## [What is asked]
Repeat the material below exactly, with no pictures.
-----
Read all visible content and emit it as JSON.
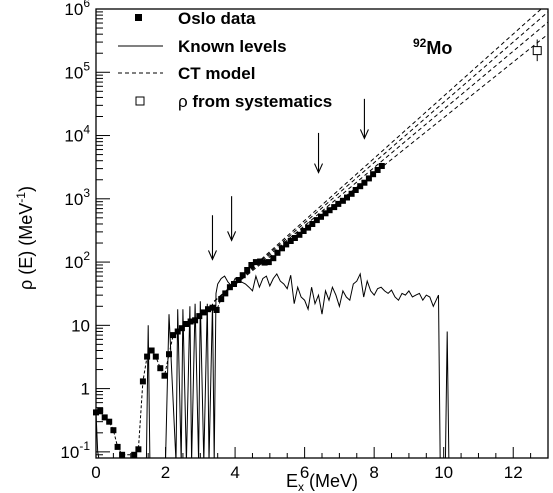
{
  "chart_data": {
    "type": "scatter",
    "title": "",
    "xlabel": "E",
    "xlabel_sub": "x",
    "xlabel_suffix": " (MeV)",
    "ylabel": "ρ (E) (MeV",
    "ylabel_sup": "-1",
    "ylabel_suffix": ")",
    "xlim": [
      0,
      13
    ],
    "ylim": [
      0.08,
      1000000
    ],
    "yscale": "log",
    "x_ticks": [
      0,
      2,
      4,
      6,
      8,
      10,
      12
    ],
    "x_tick_labels": [
      "0",
      "2",
      "4",
      "6",
      "8",
      "10",
      "12"
    ],
    "y_ticks": [
      0.1,
      1,
      10,
      100,
      1000,
      10000,
      100000,
      1000000
    ],
    "y_tick_labels": [
      {
        "base": "10",
        "exp": "-1"
      },
      {
        "base": "1",
        "exp": ""
      },
      {
        "base": "10",
        "exp": ""
      },
      {
        "base": "10",
        "exp": "2"
      },
      {
        "base": "10",
        "exp": "3"
      },
      {
        "base": "10",
        "exp": "4"
      },
      {
        "base": "10",
        "exp": "5"
      },
      {
        "base": "10",
        "exp": "6"
      }
    ],
    "grid": false,
    "legend_position": "top-left",
    "nucleus_label": {
      "mass": "92",
      "symbol": "Mo"
    },
    "legend": [
      {
        "label": "Oslo data",
        "style": "filled-square"
      },
      {
        "label": "Known levels",
        "style": "solid-line"
      },
      {
        "label": "CT model",
        "style": "dashed-line"
      },
      {
        "prefix": "ρ",
        "label": " from systematics",
        "style": "open-square"
      }
    ],
    "series": [
      {
        "name": "Oslo data",
        "style": "filled-square-dashed-connector",
        "x": [
          0.0,
          0.12,
          0.25,
          0.38,
          0.5,
          0.62,
          0.75,
          1.1,
          1.22,
          1.35,
          1.47,
          1.6,
          1.72,
          1.85,
          1.97,
          2.1,
          2.22,
          2.35,
          2.47,
          2.6,
          2.72,
          2.85,
          2.97,
          3.1,
          3.22,
          3.35,
          3.47,
          3.6,
          3.72,
          3.85,
          3.97,
          4.1,
          4.22,
          4.35,
          4.47,
          4.6,
          4.72,
          4.85,
          4.97,
          5.1,
          5.22,
          5.35,
          5.47,
          5.6,
          5.72,
          5.85,
          5.97,
          6.1,
          6.22,
          6.35,
          6.47,
          6.6,
          6.72,
          6.85,
          6.97,
          7.1,
          7.22,
          7.35,
          7.47,
          7.6,
          7.72,
          7.85,
          7.97,
          8.1,
          8.22
        ],
        "y": [
          0.42,
          0.45,
          0.35,
          0.3,
          0.22,
          0.12,
          0.09,
          0.09,
          0.11,
          1.3,
          3.2,
          4.0,
          3.2,
          2.1,
          1.6,
          3.5,
          7.0,
          8.0,
          9.0,
          10.5,
          11.5,
          12.0,
          14.0,
          16.0,
          18.0,
          19.0,
          17.5,
          26.0,
          32.0,
          40.0,
          45.0,
          52.0,
          62.0,
          75.0,
          90.0,
          100.0,
          102.0,
          98.0,
          100.0,
          115.0,
          140.0,
          165.0,
          190.0,
          215.0,
          240.0,
          270.0,
          310.0,
          350.0,
          400.0,
          460.0,
          520.0,
          590.0,
          660.0,
          740.0,
          830.0,
          930.0,
          1050.0,
          1200.0,
          1380.0,
          1580.0,
          1800.0,
          2100.0,
          2450.0,
          2850.0,
          3300.0
        ]
      },
      {
        "name": "Known levels",
        "style": "solid-line-step",
        "x": [
          0.0,
          0.05,
          0.1,
          1.45,
          1.5,
          1.55,
          1.6,
          2.0,
          2.1,
          2.3,
          2.35,
          2.45,
          2.5,
          2.6,
          2.7,
          2.75,
          2.85,
          2.95,
          3.0,
          3.1,
          3.2,
          3.25,
          3.35,
          3.4,
          3.45,
          3.5,
          3.6,
          3.7,
          3.8,
          3.9,
          4.0,
          4.1,
          4.2,
          4.3,
          4.4,
          4.5,
          4.6,
          4.7,
          4.8,
          4.9,
          5.0,
          5.1,
          5.2,
          5.3,
          5.4,
          5.5,
          5.6,
          5.7,
          5.8,
          5.9,
          6.0,
          6.1,
          6.2,
          6.3,
          6.4,
          6.5,
          6.6,
          6.7,
          6.8,
          6.9,
          7.0,
          7.1,
          7.2,
          7.3,
          7.4,
          7.5,
          7.6,
          7.7,
          7.8,
          7.9,
          8.0,
          8.1,
          8.2,
          8.3,
          8.4,
          8.5,
          8.6,
          8.7,
          8.8,
          8.9,
          9.0,
          9.1,
          9.2,
          9.3,
          9.4,
          9.5,
          9.6,
          9.7,
          9.85,
          9.9,
          10.05,
          10.1,
          10.15,
          10.25
        ],
        "y": [
          0.42,
          0.1,
          0.07,
          0.07,
          10.0,
          0.07,
          0.07,
          0.07,
          15.0,
          0.07,
          18.0,
          0.07,
          18.0,
          0.07,
          20.0,
          0.07,
          22.0,
          0.07,
          24.0,
          0.07,
          22.0,
          0.07,
          22.0,
          0.07,
          32.0,
          45.0,
          55.0,
          60.0,
          48.0,
          42.0,
          55.0,
          50.0,
          48.0,
          45.0,
          40.0,
          35.0,
          60.0,
          40.0,
          55.0,
          60.0,
          42.0,
          55.0,
          65.0,
          50.0,
          45.0,
          38.0,
          62.0,
          22.0,
          40.0,
          28.0,
          25.0,
          18.0,
          40.0,
          22.0,
          30.0,
          15.0,
          35.0,
          25.0,
          40.0,
          30.0,
          20.0,
          35.0,
          28.0,
          25.0,
          45.0,
          50.0,
          65.0,
          28.0,
          50.0,
          35.0,
          30.0,
          38.0,
          40.0,
          35.0,
          32.0,
          36.0,
          28.0,
          25.0,
          32.0,
          30.0,
          35.0,
          28.0,
          30.0,
          32.0,
          25.0,
          30.0,
          28.0,
          20.0,
          30.0,
          0.07,
          0.07,
          8.0,
          0.07,
          0.07
        ]
      },
      {
        "name": "CT model",
        "style": "dashed-lines",
        "lines": [
          {
            "x": [
              3.4,
              13.0
            ],
            "y": [
              24.0,
              1250000.0
            ]
          },
          {
            "x": [
              3.4,
              13.0
            ],
            "y": [
              24.0,
              900000.0
            ]
          },
          {
            "x": [
              3.4,
              13.0
            ],
            "y": [
              24.0,
              620000.0
            ]
          },
          {
            "x": [
              3.4,
              13.0
            ],
            "y": [
              24.0,
              400000.0
            ]
          }
        ]
      },
      {
        "name": "ρ from systematics",
        "style": "open-square-errorbar",
        "points": [
          {
            "x": 12.69,
            "y": 220000.0,
            "ylow": 150000.0,
            "yhigh": 330000.0
          }
        ]
      }
    ],
    "annotations": [
      {
        "type": "arrow",
        "x": 3.35,
        "y_start": 550.0,
        "y_end": 110.0
      },
      {
        "type": "arrow",
        "x": 3.9,
        "y_start": 1100.0,
        "y_end": 220.0
      },
      {
        "type": "arrow",
        "x": 6.4,
        "y_start": 11000.0,
        "y_end": 2600.0
      },
      {
        "type": "arrow",
        "x": 7.72,
        "y_start": 38000.0,
        "y_end": 9000.0
      }
    ]
  }
}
-----
## [Reply to the task]
Read all visible content and emit it as JSON.
{
  "chart_data": {
    "type": "scatter",
    "title": "",
    "xlabel": "E",
    "xlabel_sub": "x",
    "xlabel_suffix": " (MeV)",
    "ylabel": "ρ (E) (MeV",
    "ylabel_sup": "-1",
    "ylabel_suffix": ")",
    "xlim": [
      0,
      13
    ],
    "ylim": [
      0.08,
      1000000
    ],
    "yscale": "log",
    "x_ticks": [
      0,
      2,
      4,
      6,
      8,
      10,
      12
    ],
    "x_tick_labels": [
      "0",
      "2",
      "4",
      "6",
      "8",
      "10",
      "12"
    ],
    "y_ticks": [
      0.1,
      1,
      10,
      100,
      1000,
      10000,
      100000,
      1000000
    ],
    "y_tick_labels": [
      {
        "base": "10",
        "exp": "-1"
      },
      {
        "base": "1",
        "exp": ""
      },
      {
        "base": "10",
        "exp": ""
      },
      {
        "base": "10",
        "exp": "2"
      },
      {
        "base": "10",
        "exp": "3"
      },
      {
        "base": "10",
        "exp": "4"
      },
      {
        "base": "10",
        "exp": "5"
      },
      {
        "base": "10",
        "exp": "6"
      }
    ],
    "grid": false,
    "legend_position": "top-left",
    "nucleus_label": {
      "mass": "92",
      "symbol": "Mo"
    },
    "legend": [
      {
        "label": "Oslo data",
        "style": "filled-square"
      },
      {
        "label": "Known levels",
        "style": "solid-line"
      },
      {
        "label": "CT model",
        "style": "dashed-line"
      },
      {
        "prefix": "ρ",
        "label": " from systematics",
        "style": "open-square"
      }
    ],
    "series": [
      {
        "name": "Oslo data",
        "style": "filled-square-dashed-connector",
        "x": [
          0.0,
          0.12,
          0.25,
          0.38,
          0.5,
          0.62,
          0.75,
          1.1,
          1.22,
          1.35,
          1.47,
          1.6,
          1.72,
          1.85,
          1.97,
          2.1,
          2.22,
          2.35,
          2.47,
          2.6,
          2.72,
          2.85,
          2.97,
          3.1,
          3.22,
          3.35,
          3.47,
          3.6,
          3.72,
          3.85,
          3.97,
          4.1,
          4.22,
          4.35,
          4.47,
          4.6,
          4.72,
          4.85,
          4.97,
          5.1,
          5.22,
          5.35,
          5.47,
          5.6,
          5.72,
          5.85,
          5.97,
          6.1,
          6.22,
          6.35,
          6.47,
          6.6,
          6.72,
          6.85,
          6.97,
          7.1,
          7.22,
          7.35,
          7.47,
          7.6,
          7.72,
          7.85,
          7.97,
          8.1,
          8.22
        ],
        "y": [
          0.42,
          0.45,
          0.35,
          0.3,
          0.22,
          0.12,
          0.09,
          0.09,
          0.11,
          1.3,
          3.2,
          4.0,
          3.2,
          2.1,
          1.6,
          3.5,
          7.0,
          8.0,
          9.0,
          10.5,
          11.5,
          12.0,
          14.0,
          16.0,
          18.0,
          19.0,
          17.5,
          26.0,
          32.0,
          40.0,
          45.0,
          52.0,
          62.0,
          75.0,
          90.0,
          100.0,
          102.0,
          98.0,
          100.0,
          115.0,
          140.0,
          165.0,
          190.0,
          215.0,
          240.0,
          270.0,
          310.0,
          350.0,
          400.0,
          460.0,
          520.0,
          590.0,
          660.0,
          740.0,
          830.0,
          930.0,
          1050.0,
          1200.0,
          1380.0,
          1580.0,
          1800.0,
          2100.0,
          2450.0,
          2850.0,
          3300.0
        ]
      },
      {
        "name": "Known levels",
        "style": "solid-line-step",
        "x": [
          0.0,
          0.05,
          0.1,
          1.45,
          1.5,
          1.55,
          1.6,
          2.0,
          2.1,
          2.3,
          2.35,
          2.45,
          2.5,
          2.6,
          2.7,
          2.75,
          2.85,
          2.95,
          3.0,
          3.1,
          3.2,
          3.25,
          3.35,
          3.4,
          3.45,
          3.5,
          3.6,
          3.7,
          3.8,
          3.9,
          4.0,
          4.1,
          4.2,
          4.3,
          4.4,
          4.5,
          4.6,
          4.7,
          4.8,
          4.9,
          5.0,
          5.1,
          5.2,
          5.3,
          5.4,
          5.5,
          5.6,
          5.7,
          5.8,
          5.9,
          6.0,
          6.1,
          6.2,
          6.3,
          6.4,
          6.5,
          6.6,
          6.7,
          6.8,
          6.9,
          7.0,
          7.1,
          7.2,
          7.3,
          7.4,
          7.5,
          7.6,
          7.7,
          7.8,
          7.9,
          8.0,
          8.1,
          8.2,
          8.3,
          8.4,
          8.5,
          8.6,
          8.7,
          8.8,
          8.9,
          9.0,
          9.1,
          9.2,
          9.3,
          9.4,
          9.5,
          9.6,
          9.7,
          9.85,
          9.9,
          10.05,
          10.1,
          10.15,
          10.25
        ],
        "y": [
          0.42,
          0.1,
          0.07,
          0.07,
          10.0,
          0.07,
          0.07,
          0.07,
          15.0,
          0.07,
          18.0,
          0.07,
          18.0,
          0.07,
          20.0,
          0.07,
          22.0,
          0.07,
          24.0,
          0.07,
          22.0,
          0.07,
          22.0,
          0.07,
          32.0,
          45.0,
          55.0,
          60.0,
          48.0,
          42.0,
          55.0,
          50.0,
          48.0,
          45.0,
          40.0,
          35.0,
          60.0,
          40.0,
          55.0,
          60.0,
          42.0,
          55.0,
          65.0,
          50.0,
          45.0,
          38.0,
          62.0,
          22.0,
          40.0,
          28.0,
          25.0,
          18.0,
          40.0,
          22.0,
          30.0,
          15.0,
          35.0,
          25.0,
          40.0,
          30.0,
          20.0,
          35.0,
          28.0,
          25.0,
          45.0,
          50.0,
          65.0,
          28.0,
          50.0,
          35.0,
          30.0,
          38.0,
          40.0,
          35.0,
          32.0,
          36.0,
          28.0,
          25.0,
          32.0,
          30.0,
          35.0,
          28.0,
          30.0,
          32.0,
          25.0,
          30.0,
          28.0,
          20.0,
          30.0,
          0.07,
          0.07,
          8.0,
          0.07,
          0.07
        ]
      },
      {
        "name": "CT model",
        "style": "dashed-lines",
        "lines": [
          {
            "x": [
              3.4,
              13.0
            ],
            "y": [
              24.0,
              1250000.0
            ]
          },
          {
            "x": [
              3.4,
              13.0
            ],
            "y": [
              24.0,
              900000.0
            ]
          },
          {
            "x": [
              3.4,
              13.0
            ],
            "y": [
              24.0,
              620000.0
            ]
          },
          {
            "x": [
              3.4,
              13.0
            ],
            "y": [
              24.0,
              400000.0
            ]
          }
        ]
      },
      {
        "name": "ρ from systematics",
        "style": "open-square-errorbar",
        "points": [
          {
            "x": 12.69,
            "y": 220000.0,
            "ylow": 150000.0,
            "yhigh": 330000.0
          }
        ]
      }
    ],
    "annotations": [
      {
        "type": "arrow",
        "x": 3.35,
        "y_start": 550.0,
        "y_end": 110.0
      },
      {
        "type": "arrow",
        "x": 3.9,
        "y_start": 1100.0,
        "y_end": 220.0
      },
      {
        "type": "arrow",
        "x": 6.4,
        "y_start": 11000.0,
        "y_end": 2600.0
      },
      {
        "type": "arrow",
        "x": 7.72,
        "y_start": 38000.0,
        "y_end": 9000.0
      }
    ]
  }
}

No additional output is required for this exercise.